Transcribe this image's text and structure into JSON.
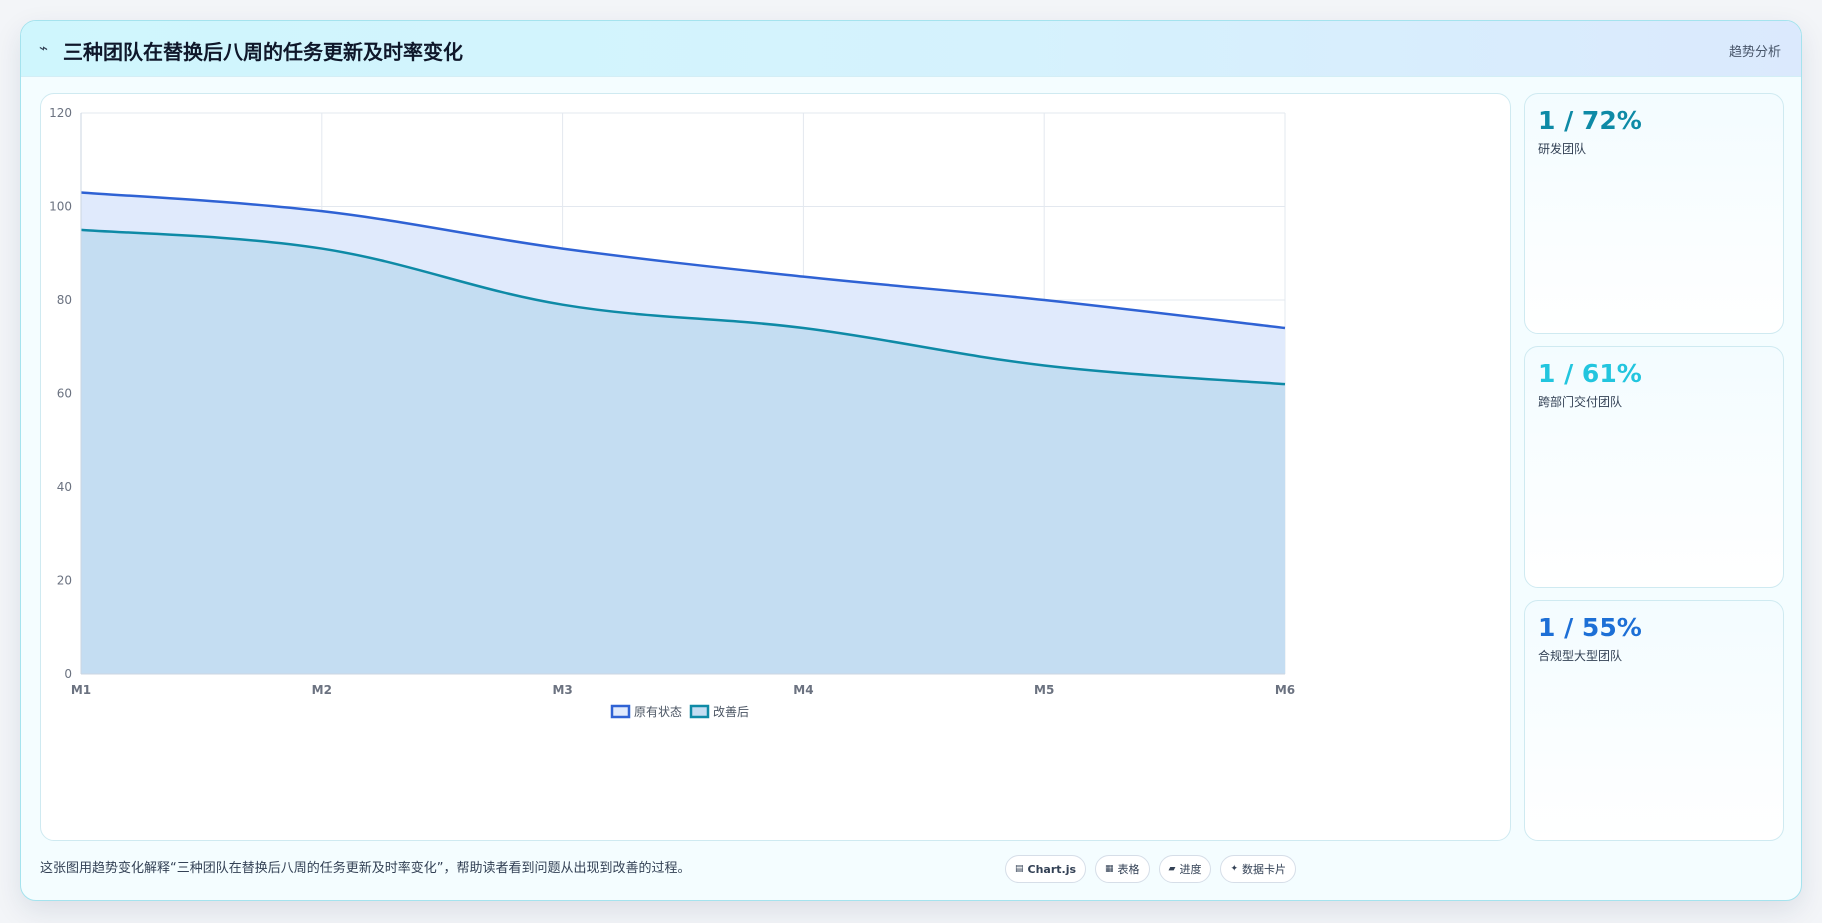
{
  "header": {
    "icon": "trend-icon",
    "icon_glyph": "⌁",
    "title": "三种团队在替换后八周的任务更新及时率变化",
    "tag": "趋势分析"
  },
  "chart_data": {
    "type": "area",
    "x": [
      "M1",
      "M2",
      "M3",
      "M4",
      "M5",
      "M6"
    ],
    "series": [
      {
        "name": "原有状态",
        "values": [
          103,
          99,
          91,
          85,
          80,
          74
        ],
        "color": "#2f62d4",
        "fill": "#e0eafc"
      },
      {
        "name": "改善后",
        "values": [
          95,
          91,
          79,
          74,
          66,
          62
        ],
        "color": "#0e8aa6",
        "fill": "#c4ddf2"
      }
    ],
    "ylim": [
      0,
      120
    ],
    "yticks": [
      "0",
      "20",
      "40",
      "60",
      "80",
      "100",
      "120"
    ],
    "grid": true,
    "legend": "bottom-center"
  },
  "stats": [
    {
      "value": "1 / 72%",
      "label": "研发团队",
      "color": "#0e8aa6"
    },
    {
      "value": "1 / 61%",
      "label": "跨部门交付团队",
      "color": "#22c5de"
    },
    {
      "value": "1 / 55%",
      "label": "合规型大型团队",
      "color": "#1d6fd6"
    }
  ],
  "footer": {
    "note": "这张图用趋势变化解释“三种团队在替换后八周的任务更新及时率变化”，帮助读者看到问题从出现到改善的过程。",
    "chips": [
      {
        "icon": "chart-icon",
        "glyph": "▤",
        "label": "Chart.js",
        "bold": true
      },
      {
        "icon": "table-icon",
        "glyph": "▦",
        "label": "表格",
        "bold": false
      },
      {
        "icon": "progress-icon",
        "glyph": "▰",
        "label": "进度",
        "bold": false
      },
      {
        "icon": "data-card-icon",
        "glyph": "✦",
        "label": "数据卡片",
        "bold": false
      }
    ]
  }
}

______________________________

| Problem to work on |
What is the number of lines above that contain the string "三种团队在替换后八周的任务更新及时率变化"? Answer with the number alone.

| Complete response |
2